■ **Extracted text**:
Carlin v. Director, New Jersey Division of Taxation

19 N.J. Tax 545
CourtNew Jersey Tax Court
DecidedJuly 9, 2001
StatusPublished

This text of 19 N.J. Tax 545 (Carlin v. Director, New Jersey Division of Taxation) is published on Counsel Stack Legal Research, covering New Jersey Tax Court primary law. Counsel Stack provides free access to over 12 million legal documents including statutes, case law, regulations, and constitutions.

Bluebook
Carlin v. Director, New Jersey Division of Taxation, 19 N.J. Tax 545 (N.J. Super. Ct. 2001).

Opinion

KUSKIN, J.T.C.

Plaintiff appeals an assessment of Transfer Inheritance Tax with respect to an Individual Retirement Account (referred to hereafter as “the IRA”) inherited by him from his sister. Plaintiff contends that, in determining his tax liability, the value of the IRA should be reduced based on the federal and New Jersey income taxes payable in connection with its distribution. Defendant contends that any such reduction in value is prohibited by statute and by the New Jersey Supreme Court’s decision in In re Estate of Romnes, 79 N.J. 139, 398 A.2d 543 (1979).

The parties have stipulated the following facts. Rita D. Carlin, plaintiffs sister, died on April 3, 1998, unmarried and without children. Plaintiff was her only beneficiary. At the time of her death, Ms. Carlin’s assets included the IRA which had a face value of $1,182,660.96. The Beneficiary Designation for the IRA named plaintiff as the sole beneficiary “if living.”

■ **Data**:
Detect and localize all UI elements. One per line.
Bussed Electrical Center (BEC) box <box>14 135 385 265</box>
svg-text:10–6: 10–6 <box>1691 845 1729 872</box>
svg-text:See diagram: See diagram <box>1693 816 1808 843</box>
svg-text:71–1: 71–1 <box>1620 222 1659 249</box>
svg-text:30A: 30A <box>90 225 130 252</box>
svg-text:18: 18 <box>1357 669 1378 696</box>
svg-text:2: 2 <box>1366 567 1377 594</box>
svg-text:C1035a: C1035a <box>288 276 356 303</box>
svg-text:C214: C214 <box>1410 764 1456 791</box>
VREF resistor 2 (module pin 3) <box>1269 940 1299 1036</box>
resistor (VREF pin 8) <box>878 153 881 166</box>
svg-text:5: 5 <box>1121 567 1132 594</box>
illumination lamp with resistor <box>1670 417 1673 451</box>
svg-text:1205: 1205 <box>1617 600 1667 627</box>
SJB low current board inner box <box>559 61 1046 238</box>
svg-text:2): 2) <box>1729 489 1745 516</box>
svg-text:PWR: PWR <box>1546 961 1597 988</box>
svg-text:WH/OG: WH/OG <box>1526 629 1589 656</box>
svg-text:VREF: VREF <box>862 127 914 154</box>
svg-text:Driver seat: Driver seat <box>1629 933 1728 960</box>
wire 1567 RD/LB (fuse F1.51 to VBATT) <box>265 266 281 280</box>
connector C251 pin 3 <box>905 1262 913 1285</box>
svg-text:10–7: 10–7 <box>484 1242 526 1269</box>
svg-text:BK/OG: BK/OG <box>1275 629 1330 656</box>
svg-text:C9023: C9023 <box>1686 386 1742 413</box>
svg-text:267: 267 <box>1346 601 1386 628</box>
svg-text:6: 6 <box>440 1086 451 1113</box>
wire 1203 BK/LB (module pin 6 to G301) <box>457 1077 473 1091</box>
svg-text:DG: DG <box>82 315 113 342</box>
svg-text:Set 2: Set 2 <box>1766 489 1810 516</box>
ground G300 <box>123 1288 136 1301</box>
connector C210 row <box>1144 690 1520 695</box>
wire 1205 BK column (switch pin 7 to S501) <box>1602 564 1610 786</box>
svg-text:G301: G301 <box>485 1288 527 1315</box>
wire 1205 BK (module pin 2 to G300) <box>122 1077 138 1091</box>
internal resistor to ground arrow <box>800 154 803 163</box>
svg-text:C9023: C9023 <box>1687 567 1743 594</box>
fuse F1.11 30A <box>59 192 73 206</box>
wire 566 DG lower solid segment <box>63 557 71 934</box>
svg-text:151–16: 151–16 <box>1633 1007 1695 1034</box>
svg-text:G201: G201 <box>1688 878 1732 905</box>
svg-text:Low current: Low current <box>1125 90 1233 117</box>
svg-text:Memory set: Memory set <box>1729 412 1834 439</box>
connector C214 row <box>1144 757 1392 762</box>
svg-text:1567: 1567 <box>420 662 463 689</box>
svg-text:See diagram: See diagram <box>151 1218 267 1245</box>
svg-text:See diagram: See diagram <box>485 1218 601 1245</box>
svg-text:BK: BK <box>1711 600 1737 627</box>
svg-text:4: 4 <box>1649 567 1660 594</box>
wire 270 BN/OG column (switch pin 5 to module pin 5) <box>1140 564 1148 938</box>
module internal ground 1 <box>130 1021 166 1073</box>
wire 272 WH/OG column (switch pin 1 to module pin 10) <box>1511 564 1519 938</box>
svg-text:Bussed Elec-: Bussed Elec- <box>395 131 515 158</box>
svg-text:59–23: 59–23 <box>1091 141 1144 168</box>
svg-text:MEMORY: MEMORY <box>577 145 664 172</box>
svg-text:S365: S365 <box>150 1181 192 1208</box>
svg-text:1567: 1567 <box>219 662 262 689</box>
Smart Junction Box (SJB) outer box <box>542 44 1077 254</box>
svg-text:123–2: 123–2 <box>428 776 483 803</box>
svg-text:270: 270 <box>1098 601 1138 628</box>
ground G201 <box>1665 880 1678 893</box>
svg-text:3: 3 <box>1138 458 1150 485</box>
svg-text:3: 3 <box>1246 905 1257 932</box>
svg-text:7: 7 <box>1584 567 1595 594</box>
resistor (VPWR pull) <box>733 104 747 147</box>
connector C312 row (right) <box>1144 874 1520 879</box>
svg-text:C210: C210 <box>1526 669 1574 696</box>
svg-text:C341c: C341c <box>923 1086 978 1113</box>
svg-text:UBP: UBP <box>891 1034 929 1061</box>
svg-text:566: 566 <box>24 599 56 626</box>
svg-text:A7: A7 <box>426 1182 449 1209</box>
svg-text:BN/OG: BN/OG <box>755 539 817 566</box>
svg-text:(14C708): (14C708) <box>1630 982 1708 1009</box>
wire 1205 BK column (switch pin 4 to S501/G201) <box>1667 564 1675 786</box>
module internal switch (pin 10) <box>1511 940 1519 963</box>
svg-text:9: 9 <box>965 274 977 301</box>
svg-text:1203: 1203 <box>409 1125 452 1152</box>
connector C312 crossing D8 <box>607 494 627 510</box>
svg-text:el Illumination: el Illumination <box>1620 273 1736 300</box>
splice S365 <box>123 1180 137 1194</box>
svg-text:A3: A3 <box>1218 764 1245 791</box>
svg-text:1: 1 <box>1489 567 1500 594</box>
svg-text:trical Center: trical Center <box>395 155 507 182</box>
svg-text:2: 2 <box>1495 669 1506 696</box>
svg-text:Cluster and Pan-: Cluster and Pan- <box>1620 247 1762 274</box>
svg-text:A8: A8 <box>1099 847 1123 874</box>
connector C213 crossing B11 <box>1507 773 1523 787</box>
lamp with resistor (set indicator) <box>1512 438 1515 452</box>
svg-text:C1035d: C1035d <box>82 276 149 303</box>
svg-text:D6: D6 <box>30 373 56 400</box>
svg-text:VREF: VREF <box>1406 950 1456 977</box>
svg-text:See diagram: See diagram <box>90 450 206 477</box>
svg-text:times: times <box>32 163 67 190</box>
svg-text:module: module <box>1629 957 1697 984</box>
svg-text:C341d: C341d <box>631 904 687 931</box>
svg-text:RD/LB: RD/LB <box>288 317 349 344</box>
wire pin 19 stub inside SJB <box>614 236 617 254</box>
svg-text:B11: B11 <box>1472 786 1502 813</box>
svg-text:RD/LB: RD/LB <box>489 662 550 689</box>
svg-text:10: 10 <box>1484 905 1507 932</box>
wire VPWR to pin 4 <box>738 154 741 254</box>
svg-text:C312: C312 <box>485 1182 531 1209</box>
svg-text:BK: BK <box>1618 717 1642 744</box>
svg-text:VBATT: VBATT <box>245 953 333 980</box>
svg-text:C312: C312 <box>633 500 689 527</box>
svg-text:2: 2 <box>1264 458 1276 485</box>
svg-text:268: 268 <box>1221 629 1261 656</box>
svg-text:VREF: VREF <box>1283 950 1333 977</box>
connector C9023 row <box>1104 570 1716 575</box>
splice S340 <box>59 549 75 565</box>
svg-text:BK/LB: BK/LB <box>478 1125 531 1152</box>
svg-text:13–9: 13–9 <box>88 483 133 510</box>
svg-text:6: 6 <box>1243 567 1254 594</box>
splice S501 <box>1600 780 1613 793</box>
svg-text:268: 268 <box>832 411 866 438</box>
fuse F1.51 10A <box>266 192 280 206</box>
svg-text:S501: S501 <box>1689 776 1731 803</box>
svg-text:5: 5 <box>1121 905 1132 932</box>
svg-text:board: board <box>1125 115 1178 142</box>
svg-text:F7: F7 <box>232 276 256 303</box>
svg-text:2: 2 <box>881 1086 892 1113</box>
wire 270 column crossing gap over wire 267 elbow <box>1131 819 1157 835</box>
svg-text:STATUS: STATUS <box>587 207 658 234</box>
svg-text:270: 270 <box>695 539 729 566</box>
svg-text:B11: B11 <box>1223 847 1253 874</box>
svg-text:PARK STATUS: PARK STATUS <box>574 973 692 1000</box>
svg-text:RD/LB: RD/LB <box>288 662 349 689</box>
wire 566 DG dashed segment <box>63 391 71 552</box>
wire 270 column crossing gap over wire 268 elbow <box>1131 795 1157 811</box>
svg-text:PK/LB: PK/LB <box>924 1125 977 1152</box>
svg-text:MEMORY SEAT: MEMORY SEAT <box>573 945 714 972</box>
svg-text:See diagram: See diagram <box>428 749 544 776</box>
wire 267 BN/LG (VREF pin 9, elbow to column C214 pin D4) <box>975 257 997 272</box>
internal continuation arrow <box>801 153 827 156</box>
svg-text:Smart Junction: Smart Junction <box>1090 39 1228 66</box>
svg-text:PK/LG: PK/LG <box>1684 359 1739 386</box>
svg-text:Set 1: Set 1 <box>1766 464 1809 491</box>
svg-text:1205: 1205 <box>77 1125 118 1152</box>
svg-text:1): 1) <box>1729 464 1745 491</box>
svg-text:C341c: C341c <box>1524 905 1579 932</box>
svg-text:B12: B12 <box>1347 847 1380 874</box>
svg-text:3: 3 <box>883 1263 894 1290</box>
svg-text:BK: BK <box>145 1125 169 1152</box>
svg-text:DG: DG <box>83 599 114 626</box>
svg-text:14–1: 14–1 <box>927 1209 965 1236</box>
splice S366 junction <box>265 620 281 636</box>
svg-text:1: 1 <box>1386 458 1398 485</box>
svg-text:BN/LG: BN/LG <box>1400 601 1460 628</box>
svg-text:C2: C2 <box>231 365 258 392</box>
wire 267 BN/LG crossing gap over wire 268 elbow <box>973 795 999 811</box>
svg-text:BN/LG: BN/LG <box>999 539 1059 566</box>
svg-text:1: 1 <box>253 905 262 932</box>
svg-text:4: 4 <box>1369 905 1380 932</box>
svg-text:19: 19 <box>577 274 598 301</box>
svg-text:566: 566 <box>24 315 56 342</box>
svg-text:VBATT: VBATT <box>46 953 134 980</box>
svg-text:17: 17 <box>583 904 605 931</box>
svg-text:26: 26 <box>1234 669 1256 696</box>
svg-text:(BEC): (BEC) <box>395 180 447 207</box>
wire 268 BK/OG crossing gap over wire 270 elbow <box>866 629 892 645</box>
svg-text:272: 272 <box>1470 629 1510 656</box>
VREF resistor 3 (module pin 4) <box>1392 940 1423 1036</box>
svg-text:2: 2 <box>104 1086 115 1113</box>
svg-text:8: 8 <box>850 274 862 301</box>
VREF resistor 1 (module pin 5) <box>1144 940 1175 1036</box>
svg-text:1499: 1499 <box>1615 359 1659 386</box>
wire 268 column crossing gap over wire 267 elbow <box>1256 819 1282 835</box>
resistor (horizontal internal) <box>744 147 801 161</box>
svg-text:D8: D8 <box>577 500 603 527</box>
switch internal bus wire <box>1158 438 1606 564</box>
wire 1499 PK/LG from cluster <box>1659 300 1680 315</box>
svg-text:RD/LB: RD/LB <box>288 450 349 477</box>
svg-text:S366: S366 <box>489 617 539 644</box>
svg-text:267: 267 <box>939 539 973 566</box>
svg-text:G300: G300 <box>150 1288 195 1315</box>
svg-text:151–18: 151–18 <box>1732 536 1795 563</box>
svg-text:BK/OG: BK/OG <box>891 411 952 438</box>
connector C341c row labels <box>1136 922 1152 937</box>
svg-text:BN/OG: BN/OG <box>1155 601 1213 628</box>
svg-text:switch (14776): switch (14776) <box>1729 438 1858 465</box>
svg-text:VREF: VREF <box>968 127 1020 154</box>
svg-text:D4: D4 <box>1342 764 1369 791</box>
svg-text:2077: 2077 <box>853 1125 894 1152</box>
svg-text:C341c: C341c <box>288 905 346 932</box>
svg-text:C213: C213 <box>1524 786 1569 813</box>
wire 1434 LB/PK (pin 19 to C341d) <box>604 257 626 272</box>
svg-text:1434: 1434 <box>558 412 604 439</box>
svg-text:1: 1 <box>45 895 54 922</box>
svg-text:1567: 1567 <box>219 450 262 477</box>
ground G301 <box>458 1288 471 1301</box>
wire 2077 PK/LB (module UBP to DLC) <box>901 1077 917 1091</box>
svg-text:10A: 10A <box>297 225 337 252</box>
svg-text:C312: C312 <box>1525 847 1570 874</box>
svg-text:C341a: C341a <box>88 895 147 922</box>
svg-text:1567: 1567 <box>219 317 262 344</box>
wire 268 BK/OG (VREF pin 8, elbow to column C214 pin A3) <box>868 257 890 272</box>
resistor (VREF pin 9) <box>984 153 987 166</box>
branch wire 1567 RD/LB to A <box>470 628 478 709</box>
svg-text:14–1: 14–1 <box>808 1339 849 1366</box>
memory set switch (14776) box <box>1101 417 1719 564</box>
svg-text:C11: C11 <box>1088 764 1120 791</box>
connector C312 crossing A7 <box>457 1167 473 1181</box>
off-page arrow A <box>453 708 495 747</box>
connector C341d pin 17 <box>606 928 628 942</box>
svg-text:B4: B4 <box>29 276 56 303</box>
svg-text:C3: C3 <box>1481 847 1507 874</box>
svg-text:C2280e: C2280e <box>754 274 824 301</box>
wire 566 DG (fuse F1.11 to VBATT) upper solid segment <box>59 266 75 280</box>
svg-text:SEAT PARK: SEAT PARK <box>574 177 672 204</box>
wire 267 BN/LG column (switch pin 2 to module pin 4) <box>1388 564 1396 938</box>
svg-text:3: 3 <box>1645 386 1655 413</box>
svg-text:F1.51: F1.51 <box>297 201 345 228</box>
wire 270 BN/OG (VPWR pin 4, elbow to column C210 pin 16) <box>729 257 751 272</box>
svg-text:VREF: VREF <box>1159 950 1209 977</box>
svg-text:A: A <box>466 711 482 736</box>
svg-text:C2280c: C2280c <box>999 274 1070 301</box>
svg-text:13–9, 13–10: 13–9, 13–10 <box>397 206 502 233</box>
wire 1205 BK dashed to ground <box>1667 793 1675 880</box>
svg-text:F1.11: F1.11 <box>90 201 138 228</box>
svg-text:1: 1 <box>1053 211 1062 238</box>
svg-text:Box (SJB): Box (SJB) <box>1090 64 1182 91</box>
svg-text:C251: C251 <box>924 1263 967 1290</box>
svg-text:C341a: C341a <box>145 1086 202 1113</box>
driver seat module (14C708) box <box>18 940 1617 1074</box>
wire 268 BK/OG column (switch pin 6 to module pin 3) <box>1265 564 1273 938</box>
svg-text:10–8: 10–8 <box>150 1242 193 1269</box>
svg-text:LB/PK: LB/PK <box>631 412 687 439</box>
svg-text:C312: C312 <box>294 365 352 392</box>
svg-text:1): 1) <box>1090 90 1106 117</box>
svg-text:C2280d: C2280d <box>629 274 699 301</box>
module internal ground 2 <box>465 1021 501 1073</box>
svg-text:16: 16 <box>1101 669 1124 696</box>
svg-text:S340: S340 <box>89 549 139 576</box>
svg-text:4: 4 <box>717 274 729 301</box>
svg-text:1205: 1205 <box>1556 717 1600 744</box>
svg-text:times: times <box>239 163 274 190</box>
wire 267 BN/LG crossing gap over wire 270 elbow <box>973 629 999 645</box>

■ **Complete the following**:
(A) Using the Carlin tax opinion, say whether each statement agrees with it. Answer yes or no and quote the deciding words. (i) Rita D. Carlin died on April 3, 1998. (ii) The plaintiff inherited the IRA from his brother. (iii) The IRA had a face value of $1,182,660.96.
(B) In the Carlin tax opinion, what role does the Beneficiary Designation for the IRA give the plaintiff?
(C) Repeat the Carlin tax opinion from "Plaintiff appeals an" to "A.2d 543 (1979).".

■ **Set of answers**:
(A)
(i) Yes: "Rita D. Carlin, plaintiffs sister, died on April 3, 1998"
(ii) No: "inherited by him from his sister"
(iii) Yes: "the IRA which had a face value of $1,182,660.96"

(B) It names him as the sole beneficiary "if living."

(C)
Plaintiff appeals an assessment of Transfer Inheritance Tax with respect to an Individual Retirement Account (referred to hereafter as “the IRA”) inherited by him from his sister. Plaintiff contends that, in determining his tax liability, the value of the IRA should be reduced based on the federal and New Jersey income taxes payable in connection with its distribution. Defendant contends that any such reduction in value is prohibited by statute and by the New Jersey Supreme Court’s decision in In re Estate of Romnes, 79 N.J. 139, 398 A.2d 543 (1979).